[Stored dataset items]
##########

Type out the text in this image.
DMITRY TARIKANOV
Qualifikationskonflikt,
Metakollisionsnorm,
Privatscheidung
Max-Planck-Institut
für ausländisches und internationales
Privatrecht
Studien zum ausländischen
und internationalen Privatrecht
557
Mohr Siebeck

##########

WORK TO BE COMPLETED: The records above must be output exactly, in full.

THE COMPLETED TASK:
Type out the text in this image.
DMITRY TARIKANOV
Qualifikationskonflikt,
Metakollisionsnorm,
Privatscheidung
Max-Planck-Institut
für ausländisches und internationales
Privatrecht
Studien zum ausländischen
und internationalen Privatrecht
557
Mohr Siebeck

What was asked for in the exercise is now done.